Dataset entries

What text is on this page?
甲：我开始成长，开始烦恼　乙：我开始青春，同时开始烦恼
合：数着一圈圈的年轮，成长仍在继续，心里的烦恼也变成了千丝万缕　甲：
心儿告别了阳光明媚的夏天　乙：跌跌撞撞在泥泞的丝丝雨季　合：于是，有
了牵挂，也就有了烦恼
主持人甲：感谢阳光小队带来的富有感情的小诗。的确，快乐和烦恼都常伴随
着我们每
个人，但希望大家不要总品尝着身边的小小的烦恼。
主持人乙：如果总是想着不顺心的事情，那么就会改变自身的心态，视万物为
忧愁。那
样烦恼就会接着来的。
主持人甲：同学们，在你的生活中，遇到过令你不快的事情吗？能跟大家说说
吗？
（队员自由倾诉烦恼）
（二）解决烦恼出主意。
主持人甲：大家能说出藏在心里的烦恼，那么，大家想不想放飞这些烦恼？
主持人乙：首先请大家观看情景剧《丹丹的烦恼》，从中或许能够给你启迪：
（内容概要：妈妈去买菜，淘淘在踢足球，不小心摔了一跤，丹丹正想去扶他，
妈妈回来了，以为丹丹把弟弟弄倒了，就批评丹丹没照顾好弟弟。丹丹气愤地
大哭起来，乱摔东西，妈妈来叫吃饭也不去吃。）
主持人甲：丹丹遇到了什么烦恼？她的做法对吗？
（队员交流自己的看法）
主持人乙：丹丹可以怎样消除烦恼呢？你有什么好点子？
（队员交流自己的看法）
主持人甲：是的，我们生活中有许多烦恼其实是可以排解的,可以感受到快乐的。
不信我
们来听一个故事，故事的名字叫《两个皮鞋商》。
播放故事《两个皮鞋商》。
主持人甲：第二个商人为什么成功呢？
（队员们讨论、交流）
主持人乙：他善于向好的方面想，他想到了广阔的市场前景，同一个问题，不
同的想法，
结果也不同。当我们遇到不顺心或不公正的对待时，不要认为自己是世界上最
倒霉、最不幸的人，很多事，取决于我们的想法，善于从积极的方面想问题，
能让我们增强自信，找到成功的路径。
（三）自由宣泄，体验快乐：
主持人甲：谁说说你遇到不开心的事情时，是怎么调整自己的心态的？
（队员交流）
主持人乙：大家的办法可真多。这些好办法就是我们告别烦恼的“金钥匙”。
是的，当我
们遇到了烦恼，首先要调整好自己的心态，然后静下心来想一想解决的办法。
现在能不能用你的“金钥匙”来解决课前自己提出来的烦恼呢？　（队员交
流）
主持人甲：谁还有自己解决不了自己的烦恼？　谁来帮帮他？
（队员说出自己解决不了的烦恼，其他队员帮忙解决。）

Your task
Could you reproduce every record above exactly as it appears?

Response to the task
What text is on this page?
甲：我开始成长，开始烦恼　乙：我开始青春，同时开始烦恼
合：数着一圈圈的年轮，成长仍在继续，心里的烦恼也变成了千丝万缕　甲：
心儿告别了阳光明媚的夏天　乙：跌跌撞撞在泥泞的丝丝雨季　合：于是，有
了牵挂，也就有了烦恼
主持人甲：感谢阳光小队带来的富有感情的小诗。的确，快乐和烦恼都常伴随
着我们每
个人，但希望大家不要总品尝着身边的小小的烦恼。
主持人乙：如果总是想着不顺心的事情，那么就会改变自身的心态，视万物为
忧愁。那
样烦恼就会接着来的。
主持人甲：同学们，在你的生活中，遇到过令你不快的事情吗？能跟大家说说
吗？
（队员自由倾诉烦恼）
（二）解决烦恼出主意。
主持人甲：大家能说出藏在心里的烦恼，那么，大家想不想放飞这些烦恼？
主持人乙：首先请大家观看情景剧《丹丹的烦恼》，从中或许能够给你启迪：
（内容概要：妈妈去买菜，淘淘在踢足球，不小心摔了一跤，丹丹正想去扶他，
妈妈回来了，以为丹丹把弟弟弄倒了，就批评丹丹没照顾好弟弟。丹丹气愤地
大哭起来，乱摔东西，妈妈来叫吃饭也不去吃。）
主持人甲：丹丹遇到了什么烦恼？她的做法对吗？
（队员交流自己的看法）
主持人乙：丹丹可以怎样消除烦恼呢？你有什么好点子？
（队员交流自己的看法）
主持人甲：是的，我们生活中有许多烦恼其实是可以排解的,可以感受到快乐的。
不信我
们来听一个故事，故事的名字叫《两个皮鞋商》。
播放故事《两个皮鞋商》。
主持人甲：第二个商人为什么成功呢？
（队员们讨论、交流）
主持人乙：他善于向好的方面想，他想到了广阔的市场前景，同一个问题，不
同的想法，
结果也不同。当我们遇到不顺心或不公正的对待时，不要认为自己是世界上最
倒霉、最不幸的人，很多事，取决于我们的想法，善于从积极的方面想问题，
能让我们增强自信，找到成功的路径。
（三）自由宣泄，体验快乐：
主持人甲：谁说说你遇到不开心的事情时，是怎么调整自己的心态的？
（队员交流）
主持人乙：大家的办法可真多。这些好办法就是我们告别烦恼的“金钥匙”。
是的，当我
们遇到了烦恼，首先要调整好自己的心态，然后静下心来想一想解决的办法。
现在能不能用你的“金钥匙”来解决课前自己提出来的烦恼呢？　（队员交
流）
主持人甲：谁还有自己解决不了自己的烦恼？　谁来帮帮他？
（队员说出自己解决不了的烦恼，其他队员帮忙解决。）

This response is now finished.